## Start STORED ROWS

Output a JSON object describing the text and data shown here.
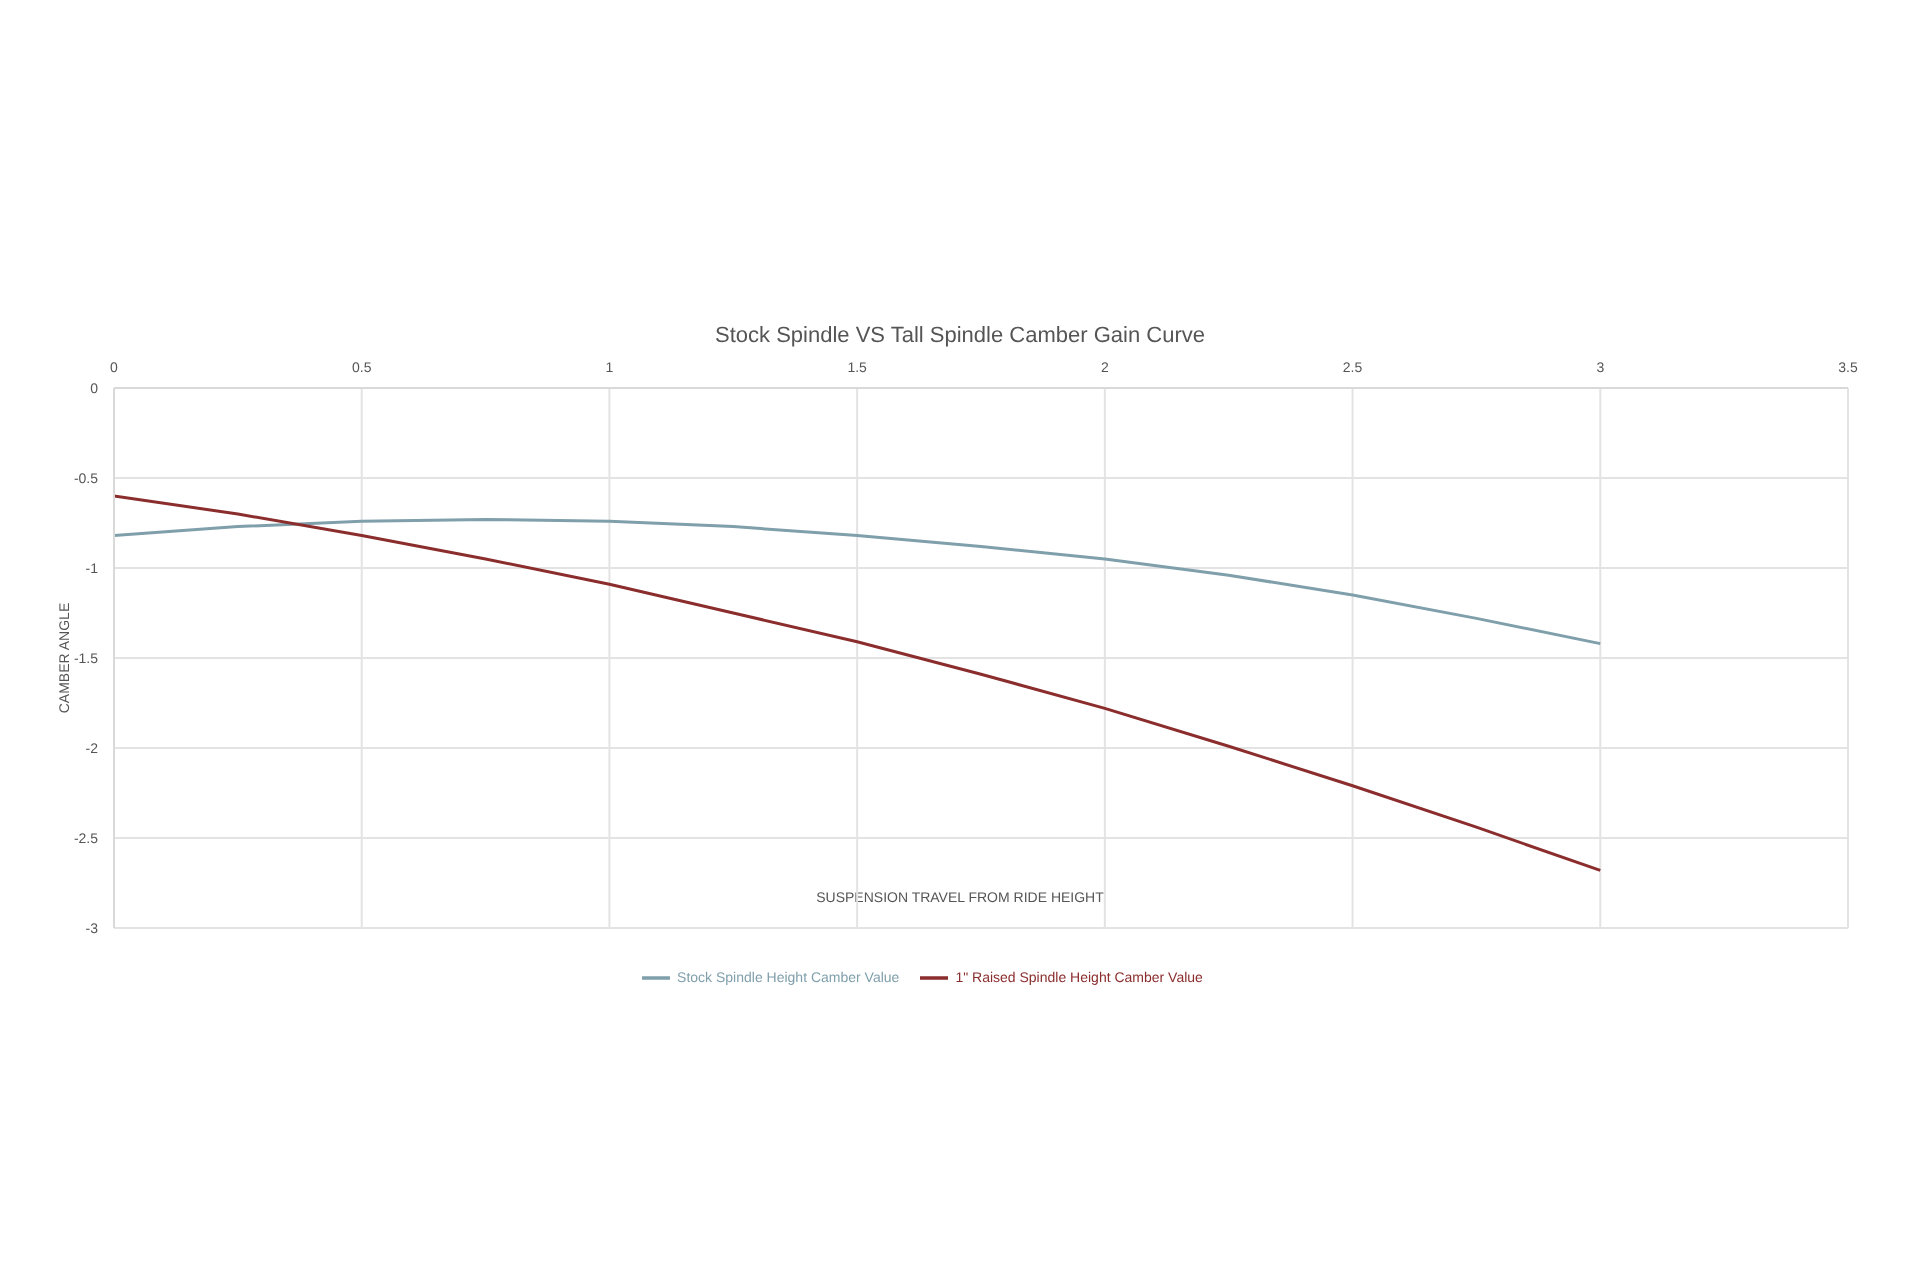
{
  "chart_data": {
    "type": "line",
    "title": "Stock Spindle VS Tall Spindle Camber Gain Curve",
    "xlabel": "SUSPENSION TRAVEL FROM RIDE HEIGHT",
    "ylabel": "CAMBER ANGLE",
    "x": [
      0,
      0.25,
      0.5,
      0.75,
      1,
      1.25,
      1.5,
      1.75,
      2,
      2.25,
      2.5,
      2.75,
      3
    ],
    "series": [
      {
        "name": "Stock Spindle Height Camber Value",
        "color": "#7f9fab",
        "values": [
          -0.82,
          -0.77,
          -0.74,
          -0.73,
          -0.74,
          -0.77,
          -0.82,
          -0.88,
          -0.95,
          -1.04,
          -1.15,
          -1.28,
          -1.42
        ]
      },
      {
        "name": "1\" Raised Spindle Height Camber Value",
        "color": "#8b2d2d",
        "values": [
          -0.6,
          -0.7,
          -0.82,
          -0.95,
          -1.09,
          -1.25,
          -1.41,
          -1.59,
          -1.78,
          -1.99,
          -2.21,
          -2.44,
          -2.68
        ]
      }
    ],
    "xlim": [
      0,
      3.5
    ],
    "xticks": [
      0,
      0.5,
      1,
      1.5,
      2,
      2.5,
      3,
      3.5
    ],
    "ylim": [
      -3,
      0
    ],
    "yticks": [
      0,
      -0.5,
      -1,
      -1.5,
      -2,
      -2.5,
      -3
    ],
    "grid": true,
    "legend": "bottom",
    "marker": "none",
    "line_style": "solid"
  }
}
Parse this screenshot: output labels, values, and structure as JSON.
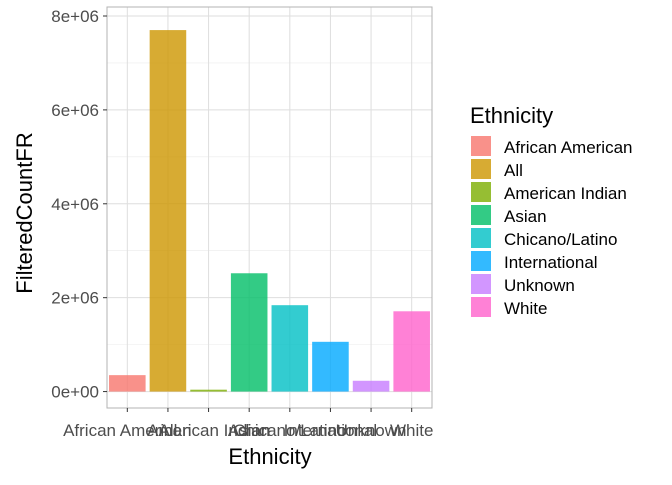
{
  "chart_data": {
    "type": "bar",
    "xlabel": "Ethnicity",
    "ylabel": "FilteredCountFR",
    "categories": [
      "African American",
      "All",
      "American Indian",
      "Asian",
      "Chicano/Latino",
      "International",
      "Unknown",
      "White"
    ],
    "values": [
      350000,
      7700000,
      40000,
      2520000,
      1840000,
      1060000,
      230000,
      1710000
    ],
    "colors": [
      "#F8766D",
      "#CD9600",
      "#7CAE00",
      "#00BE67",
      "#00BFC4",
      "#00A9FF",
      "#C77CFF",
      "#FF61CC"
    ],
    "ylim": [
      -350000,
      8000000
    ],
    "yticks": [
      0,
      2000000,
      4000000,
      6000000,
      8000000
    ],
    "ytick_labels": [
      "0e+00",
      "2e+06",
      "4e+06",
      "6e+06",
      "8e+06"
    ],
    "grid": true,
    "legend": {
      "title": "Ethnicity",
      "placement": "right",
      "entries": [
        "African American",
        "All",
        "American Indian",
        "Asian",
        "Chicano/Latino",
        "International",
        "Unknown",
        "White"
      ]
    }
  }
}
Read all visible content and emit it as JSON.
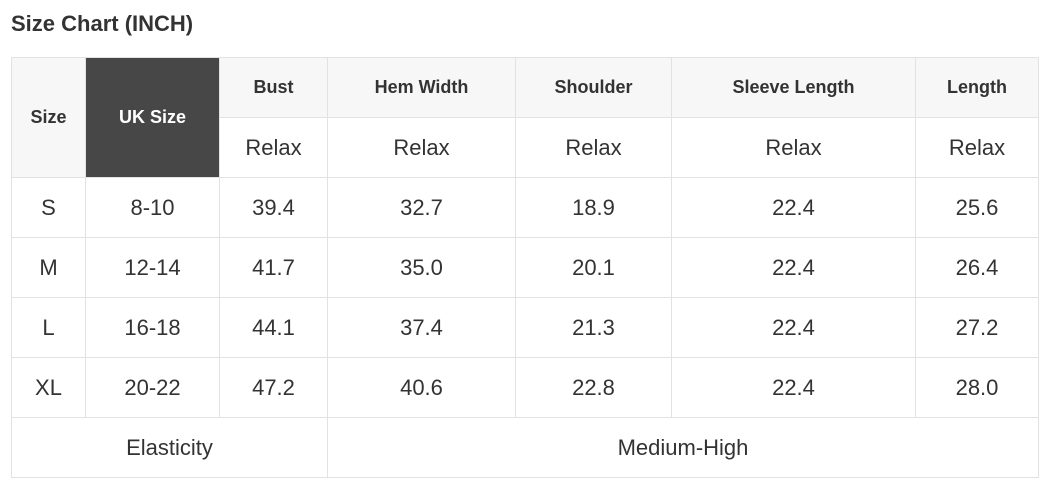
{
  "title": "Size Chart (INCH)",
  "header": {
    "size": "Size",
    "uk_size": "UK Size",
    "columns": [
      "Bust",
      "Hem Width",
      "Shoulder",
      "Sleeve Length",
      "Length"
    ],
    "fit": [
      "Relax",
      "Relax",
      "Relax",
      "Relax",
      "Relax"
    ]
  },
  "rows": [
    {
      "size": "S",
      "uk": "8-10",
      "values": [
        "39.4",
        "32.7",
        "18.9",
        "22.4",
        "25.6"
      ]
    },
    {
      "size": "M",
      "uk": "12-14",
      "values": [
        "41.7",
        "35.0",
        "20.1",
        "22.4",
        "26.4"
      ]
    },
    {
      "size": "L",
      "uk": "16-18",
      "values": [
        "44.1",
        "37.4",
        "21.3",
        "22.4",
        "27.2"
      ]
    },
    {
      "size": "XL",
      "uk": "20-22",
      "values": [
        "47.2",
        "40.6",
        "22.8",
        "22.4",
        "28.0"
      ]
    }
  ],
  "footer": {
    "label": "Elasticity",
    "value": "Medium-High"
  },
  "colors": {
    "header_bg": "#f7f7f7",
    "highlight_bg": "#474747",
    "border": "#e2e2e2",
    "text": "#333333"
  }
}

## End STORED ROWS

BRIEF:
Look through the entries above for the word "xlabel". Copy every line where it shows up.

CORRECT ANSWER:
    "xlabel": "SUSPENSION TRAVEL FROM RIDE HEIGHT",
    "xlabel": "Ethnicity",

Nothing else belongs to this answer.